- Provided records
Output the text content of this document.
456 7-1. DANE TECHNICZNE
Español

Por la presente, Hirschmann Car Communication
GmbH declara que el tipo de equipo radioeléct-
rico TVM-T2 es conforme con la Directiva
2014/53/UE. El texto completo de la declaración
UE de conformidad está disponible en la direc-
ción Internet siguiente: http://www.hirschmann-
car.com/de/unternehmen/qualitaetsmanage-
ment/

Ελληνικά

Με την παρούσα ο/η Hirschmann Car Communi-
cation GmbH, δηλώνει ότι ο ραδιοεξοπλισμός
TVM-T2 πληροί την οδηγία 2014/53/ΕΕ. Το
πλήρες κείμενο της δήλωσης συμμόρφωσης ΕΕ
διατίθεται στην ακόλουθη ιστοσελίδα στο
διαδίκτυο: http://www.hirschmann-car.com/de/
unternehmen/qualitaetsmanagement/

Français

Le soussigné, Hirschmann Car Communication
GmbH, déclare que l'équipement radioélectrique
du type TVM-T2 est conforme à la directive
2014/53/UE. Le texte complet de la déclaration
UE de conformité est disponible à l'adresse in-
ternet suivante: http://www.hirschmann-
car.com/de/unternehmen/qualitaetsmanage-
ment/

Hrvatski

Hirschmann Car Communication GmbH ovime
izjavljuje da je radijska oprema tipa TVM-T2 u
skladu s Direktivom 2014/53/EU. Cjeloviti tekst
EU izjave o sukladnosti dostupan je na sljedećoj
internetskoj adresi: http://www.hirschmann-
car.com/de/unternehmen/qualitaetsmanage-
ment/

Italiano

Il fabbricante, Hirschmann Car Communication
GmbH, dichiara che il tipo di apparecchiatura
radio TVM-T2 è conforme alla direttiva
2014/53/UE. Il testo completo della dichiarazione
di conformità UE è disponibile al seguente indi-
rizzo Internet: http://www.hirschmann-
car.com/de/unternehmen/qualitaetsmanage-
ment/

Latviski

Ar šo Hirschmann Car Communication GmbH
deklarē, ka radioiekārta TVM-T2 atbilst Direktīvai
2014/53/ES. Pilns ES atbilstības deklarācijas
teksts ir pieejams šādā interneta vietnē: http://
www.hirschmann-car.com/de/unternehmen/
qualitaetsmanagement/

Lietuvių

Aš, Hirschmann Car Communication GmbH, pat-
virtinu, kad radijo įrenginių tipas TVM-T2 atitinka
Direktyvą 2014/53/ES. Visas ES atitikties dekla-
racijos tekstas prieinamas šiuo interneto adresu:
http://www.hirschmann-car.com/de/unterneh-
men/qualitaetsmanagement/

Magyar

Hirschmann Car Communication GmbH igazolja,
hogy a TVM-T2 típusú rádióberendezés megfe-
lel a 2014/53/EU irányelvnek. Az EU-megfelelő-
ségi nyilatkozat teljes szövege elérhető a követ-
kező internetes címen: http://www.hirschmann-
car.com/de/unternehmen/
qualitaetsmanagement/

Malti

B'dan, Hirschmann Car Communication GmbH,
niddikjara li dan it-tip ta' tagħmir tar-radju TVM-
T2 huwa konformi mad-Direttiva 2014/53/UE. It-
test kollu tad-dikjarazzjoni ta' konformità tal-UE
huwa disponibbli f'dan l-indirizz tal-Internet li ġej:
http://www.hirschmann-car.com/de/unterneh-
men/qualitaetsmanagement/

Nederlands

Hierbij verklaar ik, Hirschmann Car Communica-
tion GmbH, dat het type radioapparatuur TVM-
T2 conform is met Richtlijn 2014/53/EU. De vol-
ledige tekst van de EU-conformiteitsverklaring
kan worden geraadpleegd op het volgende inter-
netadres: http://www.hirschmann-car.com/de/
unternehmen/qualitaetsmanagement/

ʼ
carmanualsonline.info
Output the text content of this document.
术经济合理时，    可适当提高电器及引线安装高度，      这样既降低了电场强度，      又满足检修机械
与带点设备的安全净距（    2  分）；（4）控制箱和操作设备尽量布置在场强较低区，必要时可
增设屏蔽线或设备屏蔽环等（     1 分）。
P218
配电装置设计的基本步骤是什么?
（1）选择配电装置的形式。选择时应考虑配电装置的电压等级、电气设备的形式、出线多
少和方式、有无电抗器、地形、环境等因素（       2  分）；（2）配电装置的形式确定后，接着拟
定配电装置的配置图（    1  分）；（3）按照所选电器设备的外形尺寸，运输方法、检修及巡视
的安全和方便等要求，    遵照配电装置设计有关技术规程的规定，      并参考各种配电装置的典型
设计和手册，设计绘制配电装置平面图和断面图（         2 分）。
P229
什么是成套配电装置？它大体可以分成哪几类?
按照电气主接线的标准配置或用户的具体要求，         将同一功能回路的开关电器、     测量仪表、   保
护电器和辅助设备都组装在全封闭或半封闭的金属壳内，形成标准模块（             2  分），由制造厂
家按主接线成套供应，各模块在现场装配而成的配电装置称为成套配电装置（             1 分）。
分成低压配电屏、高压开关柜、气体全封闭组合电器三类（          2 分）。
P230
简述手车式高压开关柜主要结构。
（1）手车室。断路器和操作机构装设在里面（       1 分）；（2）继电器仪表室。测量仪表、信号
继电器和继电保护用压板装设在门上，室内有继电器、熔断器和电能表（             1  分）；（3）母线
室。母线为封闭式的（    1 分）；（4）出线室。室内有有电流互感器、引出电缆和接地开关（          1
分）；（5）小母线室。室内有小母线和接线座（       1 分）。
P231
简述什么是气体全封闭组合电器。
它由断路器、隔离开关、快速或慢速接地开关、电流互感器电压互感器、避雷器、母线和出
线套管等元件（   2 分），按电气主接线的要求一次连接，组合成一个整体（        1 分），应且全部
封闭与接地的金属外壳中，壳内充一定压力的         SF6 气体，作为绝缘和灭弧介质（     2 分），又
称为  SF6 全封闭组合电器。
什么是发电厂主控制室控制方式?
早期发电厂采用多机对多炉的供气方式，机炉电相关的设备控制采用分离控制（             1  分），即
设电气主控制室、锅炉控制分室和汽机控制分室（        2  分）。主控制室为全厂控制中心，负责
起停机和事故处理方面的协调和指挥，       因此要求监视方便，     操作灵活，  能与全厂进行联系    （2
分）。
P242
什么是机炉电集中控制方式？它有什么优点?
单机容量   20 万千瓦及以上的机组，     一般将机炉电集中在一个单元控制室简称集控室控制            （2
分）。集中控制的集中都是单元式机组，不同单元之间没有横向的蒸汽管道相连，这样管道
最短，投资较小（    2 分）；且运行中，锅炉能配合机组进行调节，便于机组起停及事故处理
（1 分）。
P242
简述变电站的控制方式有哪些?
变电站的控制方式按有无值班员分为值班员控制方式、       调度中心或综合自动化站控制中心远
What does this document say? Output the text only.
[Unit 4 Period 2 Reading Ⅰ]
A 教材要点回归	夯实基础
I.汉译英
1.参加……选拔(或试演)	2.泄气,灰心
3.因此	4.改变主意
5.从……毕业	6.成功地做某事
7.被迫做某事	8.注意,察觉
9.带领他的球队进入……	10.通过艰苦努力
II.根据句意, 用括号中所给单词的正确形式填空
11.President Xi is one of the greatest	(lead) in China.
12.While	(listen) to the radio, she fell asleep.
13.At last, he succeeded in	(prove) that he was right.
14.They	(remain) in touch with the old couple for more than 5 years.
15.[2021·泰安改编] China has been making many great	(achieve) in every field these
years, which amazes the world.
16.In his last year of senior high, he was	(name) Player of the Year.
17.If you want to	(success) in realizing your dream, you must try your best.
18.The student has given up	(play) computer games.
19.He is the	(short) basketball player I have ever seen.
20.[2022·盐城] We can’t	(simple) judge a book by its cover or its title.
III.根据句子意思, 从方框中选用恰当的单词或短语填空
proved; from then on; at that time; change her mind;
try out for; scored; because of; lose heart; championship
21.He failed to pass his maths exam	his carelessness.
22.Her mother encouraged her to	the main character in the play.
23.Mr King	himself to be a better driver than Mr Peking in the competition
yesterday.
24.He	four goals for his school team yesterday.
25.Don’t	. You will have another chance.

- Written task
Which lines of the material contain the string "years"? List each of them.

- Task response
14.They	(remain) in touch with the old couple for more than 5 years.
years, which amazes the world.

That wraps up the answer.